* START Information shown *

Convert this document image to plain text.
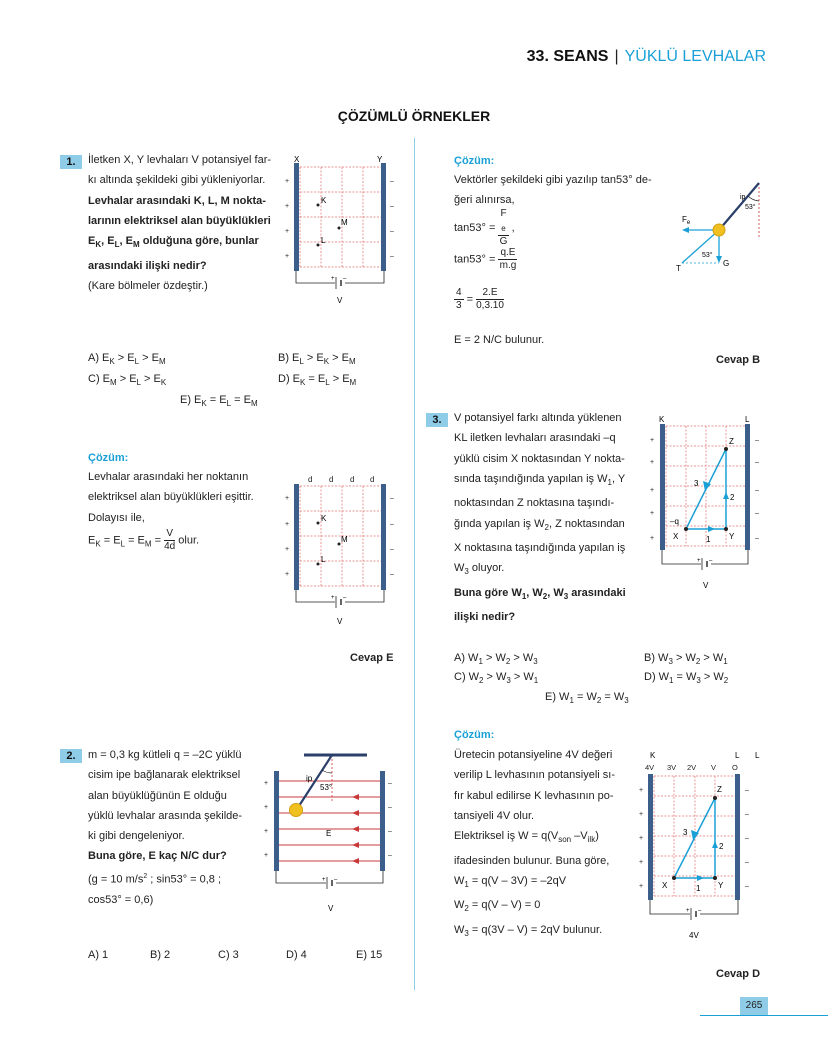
33. SEANS | YÜKLÜ LEVHALAR
ÇÖZÜMLÜ ÖRNEKLER
1.	İletken X, Y levhaları V potansiyel far-
kı altında şekildeki gibi yükleniyorlar.
Levhalar arasındaki K, L, M nokta-
larının elektriksel alan büyüklükleri
$E_K$, $E_L$, $E_M$ olduğuna göre, bunlar
arasındaki ilişki nedir?
(Kare bölmeler özdeştir.)
+
+
+
+
–
–
–
–
X	Y
K
M
L
+ –
V
A) $E_K > E_L > E_M$	B) $E_L > E_K > E_M$
C) $E_M > E_L > E_K$	D) $E_K = E_L > E_M$
E) $E_K = E_L = E_M$
Çözüm:
Levhalar arasındaki her noktanın
elektriksel alan büyüklükleri eşittir.
Dolayısı ile,
$E_K = E_L = E_M = \frac{V}{4d}$ olur.
d d d d
+
+
+
+
–
–
–
–
K
M
L
+ –
V
Cevap E
2.	m = 0,3 kg kütleli q = –2C yüklü
cisim ipe bağlanarak elektriksel
alan büyüklüğünün E olduğu
yüklü levhalar arasında şekilde-
ki gibi dengeleniyor.
Buna göre, E kaç N/C dur?
(g = 10 $m/s^2$ ; sin53° = 0,8 ;
cos53° = 0,6)
+
+
+
+
–
–
–
–
ip
53°
E
+ –
V
A) 1	B) 2	C) 3	D) 4	E) 15
Çözüm:
Vektörler şekildeki gibi yazılıp tan53° de-
ğeri alınırsa,
tan53° = F
$_e$
G ,
$\tan 53^\circ = \frac{q.E}{m.g}$
$\frac{4}{3} = \frac{2.E}{0,3.10}$
E = 2 N/C bulunur.
Cevap B
ip
53°
$F_e$
53°
T
G
3.	V potansiyel farkı altında yüklenen
KL iletken levhaları arasındaki –q
yüklü cisim X noktasından Y nokta-
sında taşındığında yapılan iş $W_1$, Y
noktasından Z noktasına taşındı-
ğında yapılan iş $W_2$, Z noktasından
X noktasına taşındığında yapılan iş
$W_3$ oluyor.
Buna göre $W_1$, $W_2$, $W_3$ arasındaki
ilişki nedir?
K	L
+
+
+
+
+
–
–
–
–
–
Z
X	Y
–q
3
2
1
+ –
V
A) $W_1 > W_2 > W_3$	B) $W_3 > W_2 > W_1$
C) $W_2 > W_3 > W_1$	D) $W_1 = W_3 > W_2$
E) $W_1 = W_2 = W_3$
Çözüm:
Üretecin potansiyeline 4V değeri
verilip L levhasının potansiyeli sı-
fır kabul edilirse K levhasının po-
tansiyeli 4V olur.
Elektriksel iş $W = q(V_{son}$ $-V_{ilk}$)
ifadesinden bulunur. Buna göre,
$W_1 = q(V - 3V) = -2qV$
$W_2 = q(V - V) = 0$
$W_3 = q(3V - V) = 2qV$ bulunur.
Cevap D
K	L L
4V 3V 2V V O
+
+
+
+
+
–
–
–
–
–
Z
X	Y
3
2
1
+ –
4V
265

* END Information shown *

» **Work to be completed**
What you return should match the records above word for word, minus the pictures.

» **Problem solution**
Convert this document image to plain text.
33. SEANS | YÜKLÜ LEVHALAR
ÇÖZÜMLÜ ÖRNEKLER
1.	İletken X, Y levhaları V potansiyel far-
kı altında şekildeki gibi yükleniyorlar.
Levhalar arasındaki K, L, M nokta-
larının elektriksel alan büyüklükleri
$E_K$, $E_L$, $E_M$ olduğuna göre, bunlar
arasındaki ilişki nedir?
(Kare bölmeler özdeştir.)
+
+
+
+
–
–
–
–
X	Y
K
M
L
+ –
V
A) $E_K > E_L > E_M$	B) $E_L > E_K > E_M$
C) $E_M > E_L > E_K$	D) $E_K = E_L > E_M$
E) $E_K = E_L = E_M$
Çözüm:
Levhalar arasındaki her noktanın
elektriksel alan büyüklükleri eşittir.
Dolayısı ile,
$E_K = E_L = E_M = \frac{V}{4d}$ olur.
d d d d
+
+
+
+
–
–
–
–
K
M
L
+ –
V
Cevap E
2.	m = 0,3 kg kütleli q = –2C yüklü
cisim ipe bağlanarak elektriksel
alan büyüklüğünün E olduğu
yüklü levhalar arasında şekilde-
ki gibi dengeleniyor.
Buna göre, E kaç N/C dur?
(g = 10 $m/s^2$ ; sin53° = 0,8 ;
cos53° = 0,6)
+
+
+
+
–
–
–
–
ip
53°
E
+ –
V
A) 1	B) 2	C) 3	D) 4	E) 15
Çözüm:
Vektörler şekildeki gibi yazılıp tan53° de-
ğeri alınırsa,
tan53° = F
$_e$
G ,
$\tan 53^\circ = \frac{q.E}{m.g}$
$\frac{4}{3} = \frac{2.E}{0,3.10}$
E = 2 N/C bulunur.
Cevap B
ip
53°
$F_e$
53°
T
G
3.	V potansiyel farkı altında yüklenen
KL iletken levhaları arasındaki –q
yüklü cisim X noktasından Y nokta-
sında taşındığında yapılan iş $W_1$, Y
noktasından Z noktasına taşındı-
ğında yapılan iş $W_2$, Z noktasından
X noktasına taşındığında yapılan iş
$W_3$ oluyor.
Buna göre $W_1$, $W_2$, $W_3$ arasındaki
ilişki nedir?
K	L
+
+
+
+
+
–
–
–
–
–
Z
X	Y
–q
3
2
1
+ –
V
A) $W_1 > W_2 > W_3$	B) $W_3 > W_2 > W_1$
C) $W_2 > W_3 > W_1$	D) $W_1 = W_3 > W_2$
E) $W_1 = W_2 = W_3$
Çözüm:
Üretecin potansiyeline 4V değeri
verilip L levhasının potansiyeli sı-
fır kabul edilirse K levhasının po-
tansiyeli 4V olur.
Elektriksel iş $W = q(V_{son}$ $-V_{ilk}$)
ifadesinden bulunur. Buna göre,
$W_1 = q(V - 3V) = -2qV$
$W_2 = q(V - V) = 0$
$W_3 = q(3V - V) = 2qV$ bulunur.
Cevap D
K	L L
4V 3V 2V V O
+
+
+
+
+
–
–
–
–
–
Z
X	Y
3
2
1
+ –
4V
265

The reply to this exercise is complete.